#### WRITTEN INSTRUCTION:
Copy every line of the items below word for word, omitting the pictures.

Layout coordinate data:
※

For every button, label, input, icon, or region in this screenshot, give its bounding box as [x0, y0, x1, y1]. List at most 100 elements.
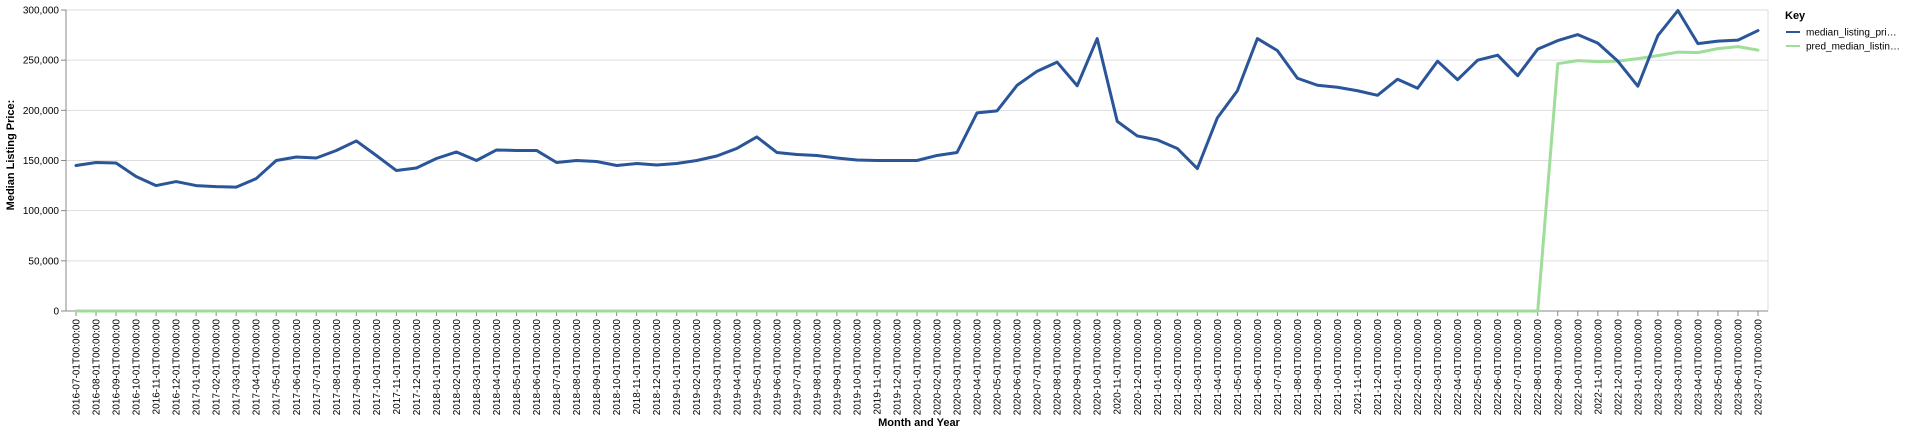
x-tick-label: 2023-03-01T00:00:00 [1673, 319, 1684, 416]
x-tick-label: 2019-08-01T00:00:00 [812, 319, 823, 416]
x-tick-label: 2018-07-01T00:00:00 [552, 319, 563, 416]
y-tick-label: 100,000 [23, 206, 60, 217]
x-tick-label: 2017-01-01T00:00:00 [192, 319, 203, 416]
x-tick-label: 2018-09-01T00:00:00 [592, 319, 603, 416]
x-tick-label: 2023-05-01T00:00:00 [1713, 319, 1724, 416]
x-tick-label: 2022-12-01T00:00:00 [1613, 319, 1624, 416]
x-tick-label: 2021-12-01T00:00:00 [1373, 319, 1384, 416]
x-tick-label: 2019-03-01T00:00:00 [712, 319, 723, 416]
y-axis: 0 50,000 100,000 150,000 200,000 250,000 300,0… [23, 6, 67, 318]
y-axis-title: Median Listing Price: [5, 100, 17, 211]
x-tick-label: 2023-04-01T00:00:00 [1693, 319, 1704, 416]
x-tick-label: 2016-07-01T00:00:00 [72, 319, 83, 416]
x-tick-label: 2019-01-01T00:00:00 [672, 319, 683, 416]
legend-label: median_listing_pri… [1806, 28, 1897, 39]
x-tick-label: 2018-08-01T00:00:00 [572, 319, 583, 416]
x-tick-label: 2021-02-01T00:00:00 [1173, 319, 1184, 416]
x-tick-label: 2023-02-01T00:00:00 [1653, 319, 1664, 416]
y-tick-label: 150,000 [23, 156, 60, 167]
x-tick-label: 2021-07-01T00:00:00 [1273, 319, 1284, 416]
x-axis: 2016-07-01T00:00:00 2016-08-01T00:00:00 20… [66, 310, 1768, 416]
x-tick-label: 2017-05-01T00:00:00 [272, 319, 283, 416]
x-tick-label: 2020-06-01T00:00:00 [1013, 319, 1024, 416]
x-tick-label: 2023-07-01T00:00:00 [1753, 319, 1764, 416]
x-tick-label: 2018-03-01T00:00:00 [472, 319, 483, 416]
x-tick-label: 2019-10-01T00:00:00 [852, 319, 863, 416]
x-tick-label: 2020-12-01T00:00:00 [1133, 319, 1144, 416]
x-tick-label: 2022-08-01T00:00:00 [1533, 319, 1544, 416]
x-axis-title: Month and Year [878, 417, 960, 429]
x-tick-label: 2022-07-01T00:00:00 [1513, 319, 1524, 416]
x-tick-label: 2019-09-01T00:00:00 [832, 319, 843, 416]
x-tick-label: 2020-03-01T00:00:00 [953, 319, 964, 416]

※

#### COMPLETED TASK:
For every button, label, input, icon, or region in this screenshot, give its bounding box as [x0, y0, x1, y1]. List at most 100 elements.
x-tick-label: 2023-03-01T00:00:00 [1673, 319, 1684, 416]
x-tick-label: 2019-08-01T00:00:00 [812, 319, 823, 416]
x-tick-label: 2018-07-01T00:00:00 [552, 319, 563, 416]
y-tick-label: 100,000 [23, 206, 60, 217]
x-tick-label: 2017-01-01T00:00:00 [192, 319, 203, 416]
x-tick-label: 2018-09-01T00:00:00 [592, 319, 603, 416]
x-tick-label: 2023-05-01T00:00:00 [1713, 319, 1724, 416]
x-tick-label: 2022-12-01T00:00:00 [1613, 319, 1624, 416]
x-tick-label: 2021-12-01T00:00:00 [1373, 319, 1384, 416]
x-tick-label: 2019-03-01T00:00:00 [712, 319, 723, 416]
y-axis: 0 50,000 100,000 150,000 200,000 250,000 300,0… [23, 6, 67, 318]
y-axis-title: Median Listing Price: [5, 100, 17, 211]
x-tick-label: 2023-04-01T00:00:00 [1693, 319, 1704, 416]
x-tick-label: 2016-07-01T00:00:00 [72, 319, 83, 416]
x-tick-label: 2019-01-01T00:00:00 [672, 319, 683, 416]
legend-label: median_listing_pri… [1806, 28, 1897, 39]
x-tick-label: 2018-08-01T00:00:00 [572, 319, 583, 416]
x-tick-label: 2021-02-01T00:00:00 [1173, 319, 1184, 416]
x-tick-label: 2023-02-01T00:00:00 [1653, 319, 1664, 416]
y-tick-label: 150,000 [23, 156, 60, 167]
x-tick-label: 2021-07-01T00:00:00 [1273, 319, 1284, 416]
x-axis: 2016-07-01T00:00:00 2016-08-01T00:00:00 20… [66, 310, 1768, 416]
x-tick-label: 2017-05-01T00:00:00 [272, 319, 283, 416]
x-tick-label: 2020-06-01T00:00:00 [1013, 319, 1024, 416]
x-tick-label: 2023-07-01T00:00:00 [1753, 319, 1764, 416]
x-tick-label: 2018-03-01T00:00:00 [472, 319, 483, 416]
x-tick-label: 2019-10-01T00:00:00 [852, 319, 863, 416]
x-tick-label: 2020-12-01T00:00:00 [1133, 319, 1144, 416]
x-tick-label: 2022-08-01T00:00:00 [1533, 319, 1544, 416]
x-axis-title: Month and Year [878, 417, 960, 429]
x-tick-label: 2022-07-01T00:00:00 [1513, 319, 1524, 416]
x-tick-label: 2019-09-01T00:00:00 [832, 319, 843, 416]
x-tick-label: 2020-03-01T00:00:00 [953, 319, 964, 416]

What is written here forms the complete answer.